**WHAT THE TASK REQUIRES:** Can you find the lines of the listing that include "آيات" and copy every one?

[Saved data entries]

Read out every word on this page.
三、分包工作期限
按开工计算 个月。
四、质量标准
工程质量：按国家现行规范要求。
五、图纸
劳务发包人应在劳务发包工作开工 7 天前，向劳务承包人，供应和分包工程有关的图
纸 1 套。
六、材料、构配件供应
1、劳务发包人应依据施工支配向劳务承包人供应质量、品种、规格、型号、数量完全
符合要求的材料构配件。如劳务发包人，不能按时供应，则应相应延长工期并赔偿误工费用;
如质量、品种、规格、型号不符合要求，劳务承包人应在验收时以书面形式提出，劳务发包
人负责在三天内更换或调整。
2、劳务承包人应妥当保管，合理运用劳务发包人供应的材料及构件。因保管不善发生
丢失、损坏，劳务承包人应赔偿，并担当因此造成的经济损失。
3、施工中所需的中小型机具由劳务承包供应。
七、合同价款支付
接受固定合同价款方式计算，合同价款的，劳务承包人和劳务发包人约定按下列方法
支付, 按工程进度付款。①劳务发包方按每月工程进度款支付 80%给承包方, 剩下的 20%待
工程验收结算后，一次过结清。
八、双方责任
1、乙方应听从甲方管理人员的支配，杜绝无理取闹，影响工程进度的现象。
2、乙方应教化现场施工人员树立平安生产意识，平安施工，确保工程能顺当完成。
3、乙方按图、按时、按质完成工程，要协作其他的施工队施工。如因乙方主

==

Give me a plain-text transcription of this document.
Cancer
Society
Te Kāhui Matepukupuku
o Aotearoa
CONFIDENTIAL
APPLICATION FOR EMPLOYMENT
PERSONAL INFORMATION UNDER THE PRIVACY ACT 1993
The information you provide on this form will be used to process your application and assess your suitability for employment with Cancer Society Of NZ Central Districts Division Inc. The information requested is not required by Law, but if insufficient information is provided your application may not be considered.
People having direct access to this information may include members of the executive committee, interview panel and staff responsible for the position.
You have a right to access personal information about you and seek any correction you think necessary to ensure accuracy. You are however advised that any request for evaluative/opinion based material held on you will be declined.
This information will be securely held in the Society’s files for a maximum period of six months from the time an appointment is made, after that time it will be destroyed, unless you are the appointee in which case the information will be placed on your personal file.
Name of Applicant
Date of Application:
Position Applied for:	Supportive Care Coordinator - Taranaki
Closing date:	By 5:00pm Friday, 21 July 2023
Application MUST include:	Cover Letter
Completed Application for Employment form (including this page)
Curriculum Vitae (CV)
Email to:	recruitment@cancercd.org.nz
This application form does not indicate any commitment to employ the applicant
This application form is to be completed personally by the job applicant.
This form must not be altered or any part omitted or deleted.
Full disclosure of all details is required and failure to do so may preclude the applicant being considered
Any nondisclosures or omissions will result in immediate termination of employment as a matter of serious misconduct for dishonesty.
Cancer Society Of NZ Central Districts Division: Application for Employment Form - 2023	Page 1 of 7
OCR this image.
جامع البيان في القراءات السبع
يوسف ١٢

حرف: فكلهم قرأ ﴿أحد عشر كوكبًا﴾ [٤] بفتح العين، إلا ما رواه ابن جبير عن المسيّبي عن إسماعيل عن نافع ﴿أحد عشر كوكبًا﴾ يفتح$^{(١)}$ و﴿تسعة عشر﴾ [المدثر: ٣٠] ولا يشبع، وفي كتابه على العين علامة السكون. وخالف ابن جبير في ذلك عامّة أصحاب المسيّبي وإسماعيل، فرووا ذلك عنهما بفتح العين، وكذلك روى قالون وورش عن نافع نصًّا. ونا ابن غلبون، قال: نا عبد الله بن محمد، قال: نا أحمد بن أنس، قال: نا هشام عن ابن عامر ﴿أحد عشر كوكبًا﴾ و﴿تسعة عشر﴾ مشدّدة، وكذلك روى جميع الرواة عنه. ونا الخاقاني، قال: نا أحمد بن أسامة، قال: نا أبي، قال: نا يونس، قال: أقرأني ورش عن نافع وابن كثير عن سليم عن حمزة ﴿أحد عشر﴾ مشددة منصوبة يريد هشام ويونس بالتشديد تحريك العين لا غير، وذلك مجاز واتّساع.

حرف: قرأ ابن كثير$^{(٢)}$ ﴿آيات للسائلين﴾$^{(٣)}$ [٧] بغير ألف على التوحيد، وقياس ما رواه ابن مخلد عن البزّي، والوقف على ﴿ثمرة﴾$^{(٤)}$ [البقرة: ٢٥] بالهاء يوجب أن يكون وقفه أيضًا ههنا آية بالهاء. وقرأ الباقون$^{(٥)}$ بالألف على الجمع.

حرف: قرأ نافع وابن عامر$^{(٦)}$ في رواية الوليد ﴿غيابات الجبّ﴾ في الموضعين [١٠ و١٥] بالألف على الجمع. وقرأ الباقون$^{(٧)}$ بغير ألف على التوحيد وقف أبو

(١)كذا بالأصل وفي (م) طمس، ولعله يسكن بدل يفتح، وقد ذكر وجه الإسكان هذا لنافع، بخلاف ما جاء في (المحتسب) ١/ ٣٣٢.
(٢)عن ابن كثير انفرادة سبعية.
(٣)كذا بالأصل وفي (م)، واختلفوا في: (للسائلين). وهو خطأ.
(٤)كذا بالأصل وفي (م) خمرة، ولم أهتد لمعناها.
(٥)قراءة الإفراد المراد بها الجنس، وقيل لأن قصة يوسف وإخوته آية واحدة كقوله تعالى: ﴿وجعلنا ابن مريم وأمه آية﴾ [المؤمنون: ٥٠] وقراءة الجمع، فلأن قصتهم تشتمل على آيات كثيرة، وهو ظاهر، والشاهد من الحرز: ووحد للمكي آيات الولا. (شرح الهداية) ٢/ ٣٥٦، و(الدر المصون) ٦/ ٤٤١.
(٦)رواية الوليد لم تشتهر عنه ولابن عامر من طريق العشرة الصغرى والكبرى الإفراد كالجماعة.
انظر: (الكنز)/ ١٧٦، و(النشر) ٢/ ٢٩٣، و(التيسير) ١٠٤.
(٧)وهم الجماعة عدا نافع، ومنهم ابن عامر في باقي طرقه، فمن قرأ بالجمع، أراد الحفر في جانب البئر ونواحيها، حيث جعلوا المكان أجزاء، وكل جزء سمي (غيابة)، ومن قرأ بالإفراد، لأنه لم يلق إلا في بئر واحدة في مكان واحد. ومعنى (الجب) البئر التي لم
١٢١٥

...

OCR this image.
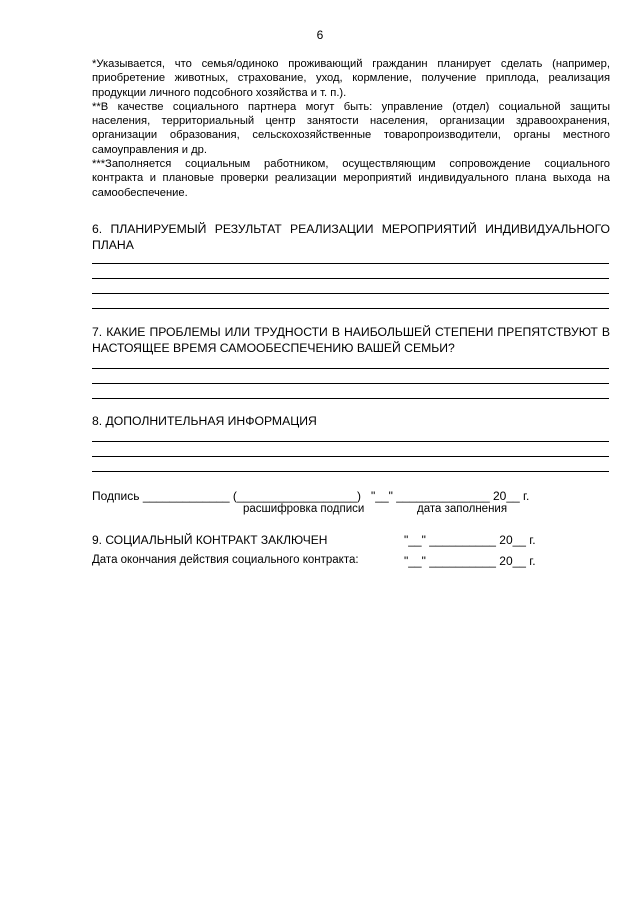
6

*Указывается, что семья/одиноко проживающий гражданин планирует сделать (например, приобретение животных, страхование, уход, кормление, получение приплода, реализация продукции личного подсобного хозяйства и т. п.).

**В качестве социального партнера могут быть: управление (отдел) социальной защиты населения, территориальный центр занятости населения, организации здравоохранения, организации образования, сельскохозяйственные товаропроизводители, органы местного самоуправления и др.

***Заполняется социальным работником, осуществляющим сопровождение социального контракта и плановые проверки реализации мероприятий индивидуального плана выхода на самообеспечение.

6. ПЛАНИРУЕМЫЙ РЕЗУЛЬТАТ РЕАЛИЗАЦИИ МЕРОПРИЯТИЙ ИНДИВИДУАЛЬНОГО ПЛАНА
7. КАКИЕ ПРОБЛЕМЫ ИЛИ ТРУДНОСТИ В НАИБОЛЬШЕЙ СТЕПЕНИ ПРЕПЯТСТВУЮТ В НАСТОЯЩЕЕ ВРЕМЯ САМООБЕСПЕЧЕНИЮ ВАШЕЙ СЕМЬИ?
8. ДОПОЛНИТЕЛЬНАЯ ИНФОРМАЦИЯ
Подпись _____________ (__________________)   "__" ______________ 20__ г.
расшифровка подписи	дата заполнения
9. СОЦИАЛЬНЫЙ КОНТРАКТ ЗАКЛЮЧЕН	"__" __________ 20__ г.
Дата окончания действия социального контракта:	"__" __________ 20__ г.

**SOLUTION TO THIS EXERCISE:**
حرف: قرأ ابن كثير$^{(٢)}$ ﴿آيات للسائلين﴾$^{(٣)}$ [٧] بغير ألف على التوحيد، وقياس ما رواه ابن مخلد عن البزّي، والوقف على ﴿ثمرة﴾$^{(٤)}$ [البقرة: ٢٥] بالهاء يوجب أن يكون وقفه أيضًا ههنا آية بالهاء. وقرأ الباقون$^{(٥)}$ بالألف على الجمع.
(٥)قراءة الإفراد المراد بها الجنس، وقيل لأن قصة يوسف وإخوته آية واحدة كقوله تعالى: ﴿وجعلنا ابن مريم وأمه آية﴾ [المؤمنون: ٥٠] وقراءة الجمع، فلأن قصتهم تشتمل على آيات كثيرة، وهو ظاهر، والشاهد من الحرز: ووحد للمكي آيات الولا. (شرح الهداية) ٢/ ٣٥٦، و(الدر المصون) ٦/ ٤٤١.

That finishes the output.